EXERCISE OBJECTIVE: Write out the whole listing again, exactly.

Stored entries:
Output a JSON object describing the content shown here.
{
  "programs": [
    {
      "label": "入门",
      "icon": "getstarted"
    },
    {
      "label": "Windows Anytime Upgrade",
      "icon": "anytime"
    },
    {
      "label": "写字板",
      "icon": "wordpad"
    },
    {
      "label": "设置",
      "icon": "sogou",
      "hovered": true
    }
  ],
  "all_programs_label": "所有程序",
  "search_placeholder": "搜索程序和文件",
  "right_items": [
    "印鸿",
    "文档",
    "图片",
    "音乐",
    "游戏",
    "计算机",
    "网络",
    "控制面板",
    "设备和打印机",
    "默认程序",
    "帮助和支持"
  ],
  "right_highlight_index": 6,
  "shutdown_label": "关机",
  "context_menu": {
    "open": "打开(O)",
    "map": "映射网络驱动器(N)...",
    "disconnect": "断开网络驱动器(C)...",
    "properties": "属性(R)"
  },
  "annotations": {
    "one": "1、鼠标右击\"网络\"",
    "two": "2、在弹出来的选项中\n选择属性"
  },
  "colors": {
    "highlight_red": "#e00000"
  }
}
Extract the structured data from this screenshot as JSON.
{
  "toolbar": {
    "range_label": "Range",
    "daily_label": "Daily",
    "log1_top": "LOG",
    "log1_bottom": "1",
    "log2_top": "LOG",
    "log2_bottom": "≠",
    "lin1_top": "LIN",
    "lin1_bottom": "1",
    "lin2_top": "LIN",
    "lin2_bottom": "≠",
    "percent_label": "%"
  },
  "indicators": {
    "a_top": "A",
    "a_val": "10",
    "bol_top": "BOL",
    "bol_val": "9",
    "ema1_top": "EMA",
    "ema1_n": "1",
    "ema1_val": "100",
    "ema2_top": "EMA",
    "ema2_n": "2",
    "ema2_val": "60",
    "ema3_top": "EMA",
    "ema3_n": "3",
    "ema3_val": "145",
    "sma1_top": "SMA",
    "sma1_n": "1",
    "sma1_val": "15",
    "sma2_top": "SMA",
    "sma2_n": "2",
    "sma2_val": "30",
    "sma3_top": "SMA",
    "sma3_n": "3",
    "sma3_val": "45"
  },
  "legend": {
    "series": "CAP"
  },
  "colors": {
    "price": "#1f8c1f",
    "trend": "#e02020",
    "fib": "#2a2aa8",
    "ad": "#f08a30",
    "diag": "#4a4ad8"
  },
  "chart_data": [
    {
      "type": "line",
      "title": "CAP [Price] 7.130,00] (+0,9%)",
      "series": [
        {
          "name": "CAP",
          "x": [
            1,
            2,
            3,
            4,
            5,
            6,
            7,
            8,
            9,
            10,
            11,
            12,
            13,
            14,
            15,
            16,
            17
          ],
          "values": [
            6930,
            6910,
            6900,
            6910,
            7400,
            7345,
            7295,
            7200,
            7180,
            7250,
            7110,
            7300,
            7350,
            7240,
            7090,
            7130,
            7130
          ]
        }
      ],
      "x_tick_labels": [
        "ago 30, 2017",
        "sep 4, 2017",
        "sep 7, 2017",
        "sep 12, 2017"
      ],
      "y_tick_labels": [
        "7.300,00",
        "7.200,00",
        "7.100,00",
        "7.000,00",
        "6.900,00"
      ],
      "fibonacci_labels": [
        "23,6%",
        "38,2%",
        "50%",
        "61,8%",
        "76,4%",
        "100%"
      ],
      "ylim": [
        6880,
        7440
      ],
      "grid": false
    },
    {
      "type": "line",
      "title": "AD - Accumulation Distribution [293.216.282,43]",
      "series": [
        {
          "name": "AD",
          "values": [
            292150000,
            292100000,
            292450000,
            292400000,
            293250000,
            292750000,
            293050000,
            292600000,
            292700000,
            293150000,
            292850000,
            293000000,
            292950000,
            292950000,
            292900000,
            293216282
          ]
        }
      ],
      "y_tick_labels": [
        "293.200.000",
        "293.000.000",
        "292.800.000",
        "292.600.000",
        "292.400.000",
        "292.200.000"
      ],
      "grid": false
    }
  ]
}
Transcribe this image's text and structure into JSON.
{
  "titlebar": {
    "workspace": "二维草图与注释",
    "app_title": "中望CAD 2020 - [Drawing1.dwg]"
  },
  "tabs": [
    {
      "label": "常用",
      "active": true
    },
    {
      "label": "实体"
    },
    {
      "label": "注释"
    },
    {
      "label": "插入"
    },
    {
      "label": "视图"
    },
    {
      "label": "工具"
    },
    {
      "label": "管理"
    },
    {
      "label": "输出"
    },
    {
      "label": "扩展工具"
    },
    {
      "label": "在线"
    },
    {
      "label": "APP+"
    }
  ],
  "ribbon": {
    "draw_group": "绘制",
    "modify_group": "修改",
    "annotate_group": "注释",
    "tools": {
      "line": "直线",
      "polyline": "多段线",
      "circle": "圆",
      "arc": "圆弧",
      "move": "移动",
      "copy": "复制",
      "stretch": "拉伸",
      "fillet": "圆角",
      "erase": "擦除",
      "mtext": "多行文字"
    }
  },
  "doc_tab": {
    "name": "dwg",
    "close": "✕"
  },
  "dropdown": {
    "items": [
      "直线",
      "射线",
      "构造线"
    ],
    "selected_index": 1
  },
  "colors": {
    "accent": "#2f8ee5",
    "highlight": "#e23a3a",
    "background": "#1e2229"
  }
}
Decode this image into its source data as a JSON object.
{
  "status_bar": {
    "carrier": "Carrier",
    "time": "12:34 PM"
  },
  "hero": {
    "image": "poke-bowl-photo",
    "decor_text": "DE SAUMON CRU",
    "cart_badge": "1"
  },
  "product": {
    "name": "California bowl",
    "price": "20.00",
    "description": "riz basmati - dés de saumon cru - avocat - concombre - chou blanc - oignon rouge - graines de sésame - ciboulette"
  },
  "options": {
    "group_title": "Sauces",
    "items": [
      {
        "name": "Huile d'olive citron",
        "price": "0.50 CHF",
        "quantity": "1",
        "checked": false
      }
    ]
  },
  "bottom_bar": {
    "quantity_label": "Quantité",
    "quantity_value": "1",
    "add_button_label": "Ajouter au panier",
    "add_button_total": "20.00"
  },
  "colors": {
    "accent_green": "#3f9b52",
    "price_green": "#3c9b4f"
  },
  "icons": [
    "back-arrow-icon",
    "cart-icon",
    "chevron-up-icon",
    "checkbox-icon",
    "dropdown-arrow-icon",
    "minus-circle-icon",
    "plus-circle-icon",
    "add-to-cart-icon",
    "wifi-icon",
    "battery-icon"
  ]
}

CORRECT OUTPUT:
Output a JSON object describing the content shown here.
{
  "programs": [
    {
      "label": "入门",
      "icon": "getstarted"
    },
    {
      "label": "Windows Anytime Upgrade",
      "icon": "anytime"
    },
    {
      "label": "写字板",
      "icon": "wordpad"
    },
    {
      "label": "设置",
      "icon": "sogou",
      "hovered": true
    }
  ],
  "all_programs_label": "所有程序",
  "search_placeholder": "搜索程序和文件",
  "right_items": [
    "印鸿",
    "文档",
    "图片",
    "音乐",
    "游戏",
    "计算机",
    "网络",
    "控制面板",
    "设备和打印机",
    "默认程序",
    "帮助和支持"
  ],
  "right_highlight_index": 6,
  "shutdown_label": "关机",
  "context_menu": {
    "open": "打开(O)",
    "map": "映射网络驱动器(N)...",
    "disconnect": "断开网络驱动器(C)...",
    "properties": "属性(R)"
  },
  "annotations": {
    "one": "1、鼠标右击\"网络\"",
    "two": "2、在弹出来的选项中\n选择属性"
  },
  "colors": {
    "highlight_red": "#e00000"
  }
}
Extract the structured data from this screenshot as JSON.
{
  "toolbar": {
    "range_label": "Range",
    "daily_label": "Daily",
    "log1_top": "LOG",
    "log1_bottom": "1",
    "log2_top": "LOG",
    "log2_bottom": "≠",
    "lin1_top": "LIN",
    "lin1_bottom": "1",
    "lin2_top": "LIN",
    "lin2_bottom": "≠",
    "percent_label": "%"
  },
  "indicators": {
    "a_top": "A",
    "a_val": "10",
    "bol_top": "BOL",
    "bol_val": "9",
    "ema1_top": "EMA",
    "ema1_n": "1",
    "ema1_val": "100",
    "ema2_top": "EMA",
    "ema2_n": "2",
    "ema2_val": "60",
    "ema3_top": "EMA",
    "ema3_n": "3",
    "ema3_val": "145",
    "sma1_top": "SMA",
    "sma1_n": "1",
    "sma1_val": "15",
    "sma2_top": "SMA",
    "sma2_n": "2",
    "sma2_val": "30",
    "sma3_top": "SMA",
    "sma3_n": "3",
    "sma3_val": "45"
  },
  "legend": {
    "series": "CAP"
  },
  "colors": {
    "price": "#1f8c1f",
    "trend": "#e02020",
    "fib": "#2a2aa8",
    "ad": "#f08a30",
    "diag": "#4a4ad8"
  },
  "chart_data": [
    {
      "type": "line",
      "title": "CAP [Price] 7.130,00] (+0,9%)",
      "series": [
        {
          "name": "CAP",
          "x": [
            1,
            2,
            3,
            4,
            5,
            6,
            7,
            8,
            9,
            10,
            11,
            12,
            13,
            14,
            15,
            16,
            17
          ],
          "values": [
            6930,
            6910,
            6900,
            6910,
            7400,
            7345,
            7295,
            7200,
            7180,
            7250,
            7110,
            7300,
            7350,
            7240,
            7090,
            7130,
            7130
          ]
        }
      ],
      "x_tick_labels": [
        "ago 30, 2017",
        "sep 4, 2017",
        "sep 7, 2017",
        "sep 12, 2017"
      ],
      "y_tick_labels": [
        "7.300,00",
        "7.200,00",
        "7.100,00",
        "7.000,00",
        "6.900,00"
      ],
      "fibonacci_labels": [
        "23,6%",
        "38,2%",
        "50%",
        "61,8%",
        "76,4%",
        "100%"
      ],
      "ylim": [
        6880,
        7440
      ],
      "grid": false
    },
    {
      "type": "line",
      "title": "AD - Accumulation Distribution [293.216.282,43]",
      "series": [
        {
          "name": "AD",
          "values": [
            292150000,
            292100000,
            292450000,
            292400000,
            293250000,
            292750000,
            293050000,
            292600000,
            292700000,
            293150000,
            292850000,
            293000000,
            292950000,
            292950000,
            292900000,
            293216282
          ]
        }
      ],
      "y_tick_labels": [
        "293.200.000",
        "293.000.000",
        "292.800.000",
        "292.600.000",
        "292.400.000",
        "292.200.000"
      ],
      "grid": false
    }
  ]
}
Transcribe this image's text and structure into JSON.
{
  "titlebar": {
    "workspace": "二维草图与注释",
    "app_title": "中望CAD 2020 - [Drawing1.dwg]"
  },
  "tabs": [
    {
      "label": "常用",
      "active": true
    },
    {
      "label": "实体"
    },
    {
      "label": "注释"
    },
    {
      "label": "插入"
    },
    {
      "label": "视图"
    },
    {
      "label": "工具"
    },
    {
      "label": "管理"
    },
    {
      "label": "输出"
    },
    {
      "label": "扩展工具"
    },
    {
      "label": "在线"
    },
    {
      "label": "APP+"
    }
  ],
  "ribbon": {
    "draw_group": "绘制",
    "modify_group": "修改",
    "annotate_group": "注释",
    "tools": {
      "line": "直线",
      "polyline": "多段线",
      "circle": "圆",
      "arc": "圆弧",
      "move": "移动",
      "copy": "复制",
      "stretch": "拉伸",
      "fillet": "圆角",
      "erase": "擦除",
      "mtext": "多行文字"
    }
  },
  "doc_tab": {
    "name": "dwg",
    "close": "✕"
  },
  "dropdown": {
    "items": [
      "直线",
      "射线",
      "构造线"
    ],
    "selected_index": 1
  },
  "colors": {
    "accent": "#2f8ee5",
    "highlight": "#e23a3a",
    "background": "#1e2229"
  }
}
Decode this image into its source data as a JSON object.
{
  "status_bar": {
    "carrier": "Carrier",
    "time": "12:34 PM"
  },
  "hero": {
    "image": "poke-bowl-photo",
    "decor_text": "DE SAUMON CRU",
    "cart_badge": "1"
  },
  "product": {
    "name": "California bowl",
    "price": "20.00",
    "description": "riz basmati - dés de saumon cru - avocat - concombre - chou blanc - oignon rouge - graines de sésame - ciboulette"
  },
  "options": {
    "group_title": "Sauces",
    "items": [
      {
        "name": "Huile d'olive citron",
        "price": "0.50 CHF",
        "quantity": "1",
        "checked": false
      }
    ]
  },
  "bottom_bar": {
    "quantity_label": "Quantité",
    "quantity_value": "1",
    "add_button_label": "Ajouter au panier",
    "add_button_total": "20.00"
  },
  "colors": {
    "accent_green": "#3f9b52",
    "price_green": "#3c9b4f"
  },
  "icons": [
    "back-arrow-icon",
    "cart-icon",
    "chevron-up-icon",
    "checkbox-icon",
    "dropdown-arrow-icon",
    "minus-circle-icon",
    "plus-circle-icon",
    "add-to-cart-icon",
    "wifi-icon",
    "battery-icon"
  ]
}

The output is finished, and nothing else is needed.